Without altering anything, repeat each of the records.

• _Records to process_:
---
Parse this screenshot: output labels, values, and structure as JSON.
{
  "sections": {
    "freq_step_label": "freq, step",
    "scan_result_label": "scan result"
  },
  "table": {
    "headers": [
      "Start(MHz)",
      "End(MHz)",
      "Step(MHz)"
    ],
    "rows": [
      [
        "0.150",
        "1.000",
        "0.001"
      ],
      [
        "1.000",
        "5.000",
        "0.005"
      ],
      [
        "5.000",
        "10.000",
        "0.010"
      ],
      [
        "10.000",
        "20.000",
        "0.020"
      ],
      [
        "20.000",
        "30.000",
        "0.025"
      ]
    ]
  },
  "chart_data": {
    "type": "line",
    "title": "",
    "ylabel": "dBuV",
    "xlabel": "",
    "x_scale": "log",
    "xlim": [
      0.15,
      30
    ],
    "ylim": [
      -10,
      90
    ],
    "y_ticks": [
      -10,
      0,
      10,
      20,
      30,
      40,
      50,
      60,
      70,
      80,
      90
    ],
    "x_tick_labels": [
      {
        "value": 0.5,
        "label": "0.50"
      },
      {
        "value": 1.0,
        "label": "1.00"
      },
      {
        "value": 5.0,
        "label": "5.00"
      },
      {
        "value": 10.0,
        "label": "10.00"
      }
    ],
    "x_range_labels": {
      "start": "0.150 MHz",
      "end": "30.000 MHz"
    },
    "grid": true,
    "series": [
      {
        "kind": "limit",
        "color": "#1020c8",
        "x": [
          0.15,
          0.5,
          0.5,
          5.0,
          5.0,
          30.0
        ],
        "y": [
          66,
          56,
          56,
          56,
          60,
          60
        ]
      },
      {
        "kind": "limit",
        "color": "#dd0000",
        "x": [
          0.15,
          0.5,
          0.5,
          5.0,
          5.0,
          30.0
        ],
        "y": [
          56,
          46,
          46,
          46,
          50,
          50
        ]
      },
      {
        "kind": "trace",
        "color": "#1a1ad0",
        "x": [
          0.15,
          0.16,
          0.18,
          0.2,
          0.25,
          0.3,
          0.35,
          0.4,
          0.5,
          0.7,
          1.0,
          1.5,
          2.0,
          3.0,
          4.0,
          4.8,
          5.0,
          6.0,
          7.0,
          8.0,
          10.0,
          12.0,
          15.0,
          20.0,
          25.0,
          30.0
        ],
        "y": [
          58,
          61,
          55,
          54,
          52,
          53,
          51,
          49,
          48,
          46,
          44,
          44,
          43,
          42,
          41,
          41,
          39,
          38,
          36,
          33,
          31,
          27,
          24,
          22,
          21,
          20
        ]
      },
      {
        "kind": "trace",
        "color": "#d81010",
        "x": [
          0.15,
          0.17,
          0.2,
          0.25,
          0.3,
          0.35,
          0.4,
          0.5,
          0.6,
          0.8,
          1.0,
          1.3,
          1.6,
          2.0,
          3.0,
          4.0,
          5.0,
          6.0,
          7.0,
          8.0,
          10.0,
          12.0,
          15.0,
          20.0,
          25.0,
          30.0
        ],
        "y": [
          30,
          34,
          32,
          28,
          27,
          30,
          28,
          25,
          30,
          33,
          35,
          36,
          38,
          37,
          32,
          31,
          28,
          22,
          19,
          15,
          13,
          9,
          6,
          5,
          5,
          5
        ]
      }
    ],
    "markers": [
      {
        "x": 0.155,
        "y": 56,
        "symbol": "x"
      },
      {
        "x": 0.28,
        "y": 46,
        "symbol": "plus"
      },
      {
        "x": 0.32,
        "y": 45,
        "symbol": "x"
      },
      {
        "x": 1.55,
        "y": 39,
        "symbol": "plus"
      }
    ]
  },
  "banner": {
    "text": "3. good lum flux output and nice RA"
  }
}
---
• _Correct output_:
Parse this screenshot: output labels, values, and structure as JSON.
{
  "sections": {
    "freq_step_label": "freq, step",
    "scan_result_label": "scan result"
  },
  "table": {
    "headers": [
      "Start(MHz)",
      "End(MHz)",
      "Step(MHz)"
    ],
    "rows": [
      [
        "0.150",
        "1.000",
        "0.001"
      ],
      [
        "1.000",
        "5.000",
        "0.005"
      ],
      [
        "5.000",
        "10.000",
        "0.010"
      ],
      [
        "10.000",
        "20.000",
        "0.020"
      ],
      [
        "20.000",
        "30.000",
        "0.025"
      ]
    ]
  },
  "chart_data": {
    "type": "line",
    "title": "",
    "ylabel": "dBuV",
    "xlabel": "",
    "x_scale": "log",
    "xlim": [
      0.15,
      30
    ],
    "ylim": [
      -10,
      90
    ],
    "y_ticks": [
      -10,
      0,
      10,
      20,
      30,
      40,
      50,
      60,
      70,
      80,
      90
    ],
    "x_tick_labels": [
      {
        "value": 0.5,
        "label": "0.50"
      },
      {
        "value": 1.0,
        "label": "1.00"
      },
      {
        "value": 5.0,
        "label": "5.00"
      },
      {
        "value": 10.0,
        "label": "10.00"
      }
    ],
    "x_range_labels": {
      "start": "0.150 MHz",
      "end": "30.000 MHz"
    },
    "grid": true,
    "series": [
      {
        "kind": "limit",
        "color": "#1020c8",
        "x": [
          0.15,
          0.5,
          0.5,
          5.0,
          5.0,
          30.0
        ],
        "y": [
          66,
          56,
          56,
          56,
          60,
          60
        ]
      },
      {
        "kind": "limit",
        "color": "#dd0000",
        "x": [
          0.15,
          0.5,
          0.5,
          5.0,
          5.0,
          30.0
        ],
        "y": [
          56,
          46,
          46,
          46,
          50,
          50
        ]
      },
      {
        "kind": "trace",
        "color": "#1a1ad0",
        "x": [
          0.15,
          0.16,
          0.18,
          0.2,
          0.25,
          0.3,
          0.35,
          0.4,
          0.5,
          0.7,
          1.0,
          1.5,
          2.0,
          3.0,
          4.0,
          4.8,
          5.0,
          6.0,
          7.0,
          8.0,
          10.0,
          12.0,
          15.0,
          20.0,
          25.0,
          30.0
        ],
        "y": [
          58,
          61,
          55,
          54,
          52,
          53,
          51,
          49,
          48,
          46,
          44,
          44,
          43,
          42,
          41,
          41,
          39,
          38,
          36,
          33,
          31,
          27,
          24,
          22,
          21,
          20
        ]
      },
      {
        "kind": "trace",
        "color": "#d81010",
        "x": [
          0.15,
          0.17,
          0.2,
          0.25,
          0.3,
          0.35,
          0.4,
          0.5,
          0.6,
          0.8,
          1.0,
          1.3,
          1.6,
          2.0,
          3.0,
          4.0,
          5.0,
          6.0,
          7.0,
          8.0,
          10.0,
          12.0,
          15.0,
          20.0,
          25.0,
          30.0
        ],
        "y": [
          30,
          34,
          32,
          28,
          27,
          30,
          28,
          25,
          30,
          33,
          35,
          36,
          38,
          37,
          32,
          31,
          28,
          22,
          19,
          15,
          13,
          9,
          6,
          5,
          5,
          5
        ]
      }
    ],
    "markers": [
      {
        "x": 0.155,
        "y": 56,
        "symbol": "x"
      },
      {
        "x": 0.28,
        "y": 46,
        "symbol": "plus"
      },
      {
        "x": 0.32,
        "y": 45,
        "symbol": "x"
      },
      {
        "x": 1.55,
        "y": 39,
        "symbol": "plus"
      }
    ]
  },
  "banner": {
    "text": "3. good lum flux output and nice RA"
  }
}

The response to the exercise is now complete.